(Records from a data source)
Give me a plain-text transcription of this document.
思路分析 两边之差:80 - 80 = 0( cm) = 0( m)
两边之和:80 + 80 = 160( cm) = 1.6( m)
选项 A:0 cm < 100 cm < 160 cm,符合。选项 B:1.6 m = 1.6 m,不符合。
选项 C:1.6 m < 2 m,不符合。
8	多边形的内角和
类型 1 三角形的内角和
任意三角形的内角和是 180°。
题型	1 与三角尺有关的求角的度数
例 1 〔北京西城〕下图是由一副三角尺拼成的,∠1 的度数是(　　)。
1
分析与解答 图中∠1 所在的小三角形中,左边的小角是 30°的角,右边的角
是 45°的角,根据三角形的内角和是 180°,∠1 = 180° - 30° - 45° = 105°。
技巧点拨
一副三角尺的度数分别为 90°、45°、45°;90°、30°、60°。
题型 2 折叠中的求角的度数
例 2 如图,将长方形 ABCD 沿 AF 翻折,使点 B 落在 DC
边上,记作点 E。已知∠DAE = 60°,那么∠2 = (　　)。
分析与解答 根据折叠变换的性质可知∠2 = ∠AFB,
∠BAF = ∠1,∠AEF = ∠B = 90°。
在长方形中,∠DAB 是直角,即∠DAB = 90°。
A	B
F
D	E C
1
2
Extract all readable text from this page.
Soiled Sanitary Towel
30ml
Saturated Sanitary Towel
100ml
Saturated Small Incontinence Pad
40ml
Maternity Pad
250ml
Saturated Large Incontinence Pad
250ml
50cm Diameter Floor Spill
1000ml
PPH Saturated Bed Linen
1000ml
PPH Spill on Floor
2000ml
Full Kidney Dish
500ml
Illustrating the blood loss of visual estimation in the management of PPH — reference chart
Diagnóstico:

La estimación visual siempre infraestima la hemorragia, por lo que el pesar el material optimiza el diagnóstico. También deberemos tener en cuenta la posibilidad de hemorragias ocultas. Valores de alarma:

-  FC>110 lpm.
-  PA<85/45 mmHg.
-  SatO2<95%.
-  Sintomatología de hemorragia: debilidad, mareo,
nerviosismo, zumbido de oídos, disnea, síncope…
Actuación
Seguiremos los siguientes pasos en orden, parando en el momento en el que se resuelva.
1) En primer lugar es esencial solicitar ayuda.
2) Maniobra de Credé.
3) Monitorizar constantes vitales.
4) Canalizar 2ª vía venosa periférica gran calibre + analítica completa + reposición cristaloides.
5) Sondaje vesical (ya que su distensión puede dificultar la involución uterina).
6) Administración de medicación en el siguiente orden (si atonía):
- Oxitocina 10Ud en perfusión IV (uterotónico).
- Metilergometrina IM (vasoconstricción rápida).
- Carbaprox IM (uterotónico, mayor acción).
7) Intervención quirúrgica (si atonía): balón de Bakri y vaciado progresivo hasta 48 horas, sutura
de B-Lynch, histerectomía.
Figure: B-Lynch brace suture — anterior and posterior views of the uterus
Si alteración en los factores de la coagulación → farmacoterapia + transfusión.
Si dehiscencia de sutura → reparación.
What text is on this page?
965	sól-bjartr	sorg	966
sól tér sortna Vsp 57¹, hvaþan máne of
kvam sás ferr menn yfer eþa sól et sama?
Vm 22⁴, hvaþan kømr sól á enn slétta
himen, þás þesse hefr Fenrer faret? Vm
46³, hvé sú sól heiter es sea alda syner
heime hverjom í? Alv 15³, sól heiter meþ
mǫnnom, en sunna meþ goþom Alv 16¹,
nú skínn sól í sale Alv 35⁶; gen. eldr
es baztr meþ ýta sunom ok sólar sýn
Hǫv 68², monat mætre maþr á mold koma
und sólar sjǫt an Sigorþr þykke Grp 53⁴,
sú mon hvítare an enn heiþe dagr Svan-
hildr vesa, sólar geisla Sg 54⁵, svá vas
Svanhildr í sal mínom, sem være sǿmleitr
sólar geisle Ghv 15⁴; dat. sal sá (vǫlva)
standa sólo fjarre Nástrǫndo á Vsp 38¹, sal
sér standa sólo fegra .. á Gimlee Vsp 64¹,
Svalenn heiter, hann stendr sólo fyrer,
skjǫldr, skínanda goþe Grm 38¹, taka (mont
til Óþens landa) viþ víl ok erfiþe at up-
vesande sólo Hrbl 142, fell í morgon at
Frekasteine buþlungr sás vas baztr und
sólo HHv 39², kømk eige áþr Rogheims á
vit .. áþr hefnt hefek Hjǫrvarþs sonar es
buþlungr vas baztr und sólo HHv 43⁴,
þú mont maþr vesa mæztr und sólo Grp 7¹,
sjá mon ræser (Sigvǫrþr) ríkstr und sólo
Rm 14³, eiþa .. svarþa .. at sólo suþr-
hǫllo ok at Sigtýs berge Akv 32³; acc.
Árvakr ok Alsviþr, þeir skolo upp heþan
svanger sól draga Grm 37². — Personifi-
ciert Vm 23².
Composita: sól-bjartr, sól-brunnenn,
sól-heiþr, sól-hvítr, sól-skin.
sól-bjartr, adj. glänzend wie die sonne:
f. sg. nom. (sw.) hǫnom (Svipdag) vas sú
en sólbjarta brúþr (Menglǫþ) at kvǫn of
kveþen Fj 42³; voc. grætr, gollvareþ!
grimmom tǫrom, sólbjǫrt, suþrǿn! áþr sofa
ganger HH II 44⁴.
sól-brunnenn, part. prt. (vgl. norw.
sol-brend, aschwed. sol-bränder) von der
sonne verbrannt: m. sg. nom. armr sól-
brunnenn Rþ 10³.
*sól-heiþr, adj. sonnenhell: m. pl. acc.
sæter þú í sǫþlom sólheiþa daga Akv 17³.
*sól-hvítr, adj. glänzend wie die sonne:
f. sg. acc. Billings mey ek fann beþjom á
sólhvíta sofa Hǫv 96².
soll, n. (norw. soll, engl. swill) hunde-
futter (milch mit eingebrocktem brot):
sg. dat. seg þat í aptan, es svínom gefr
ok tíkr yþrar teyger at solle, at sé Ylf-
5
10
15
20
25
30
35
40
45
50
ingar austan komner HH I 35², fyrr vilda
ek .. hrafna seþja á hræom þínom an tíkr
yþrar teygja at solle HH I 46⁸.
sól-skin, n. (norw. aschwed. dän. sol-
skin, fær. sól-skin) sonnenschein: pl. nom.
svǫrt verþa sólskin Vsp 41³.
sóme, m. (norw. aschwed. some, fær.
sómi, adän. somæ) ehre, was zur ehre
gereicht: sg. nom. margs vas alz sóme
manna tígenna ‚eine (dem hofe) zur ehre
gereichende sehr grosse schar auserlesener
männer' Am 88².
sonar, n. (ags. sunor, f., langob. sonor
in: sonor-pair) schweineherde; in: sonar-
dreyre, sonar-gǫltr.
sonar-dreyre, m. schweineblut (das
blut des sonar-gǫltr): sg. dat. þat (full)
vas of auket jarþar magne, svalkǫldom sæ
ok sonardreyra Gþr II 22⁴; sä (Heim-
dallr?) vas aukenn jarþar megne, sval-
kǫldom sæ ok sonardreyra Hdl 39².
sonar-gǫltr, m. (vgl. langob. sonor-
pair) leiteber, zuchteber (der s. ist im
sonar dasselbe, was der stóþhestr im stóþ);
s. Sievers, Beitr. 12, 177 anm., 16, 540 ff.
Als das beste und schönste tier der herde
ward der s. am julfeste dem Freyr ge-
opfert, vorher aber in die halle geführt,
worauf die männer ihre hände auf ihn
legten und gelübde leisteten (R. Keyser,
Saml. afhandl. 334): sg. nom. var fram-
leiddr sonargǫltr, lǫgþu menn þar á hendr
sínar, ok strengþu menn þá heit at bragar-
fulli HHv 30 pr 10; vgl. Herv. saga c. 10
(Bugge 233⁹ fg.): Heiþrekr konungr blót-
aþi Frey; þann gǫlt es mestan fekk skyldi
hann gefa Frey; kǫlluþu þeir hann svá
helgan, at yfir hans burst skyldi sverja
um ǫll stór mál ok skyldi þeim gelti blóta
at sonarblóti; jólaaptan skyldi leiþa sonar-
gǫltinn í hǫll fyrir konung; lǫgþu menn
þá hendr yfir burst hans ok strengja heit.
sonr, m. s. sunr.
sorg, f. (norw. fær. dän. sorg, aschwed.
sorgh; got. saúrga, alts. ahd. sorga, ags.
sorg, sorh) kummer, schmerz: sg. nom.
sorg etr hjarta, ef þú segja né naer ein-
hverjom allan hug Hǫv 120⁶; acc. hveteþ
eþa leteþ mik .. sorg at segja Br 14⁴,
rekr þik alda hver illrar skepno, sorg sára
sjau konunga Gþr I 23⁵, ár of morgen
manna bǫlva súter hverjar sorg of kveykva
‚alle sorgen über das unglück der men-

*TASK OBJECTIVE*.
Select and copy each line from the data that includes the word "Spill".

*SOLVED EXERCISE*.
50cm Diameter Floor Spill
PPH Spill on Floor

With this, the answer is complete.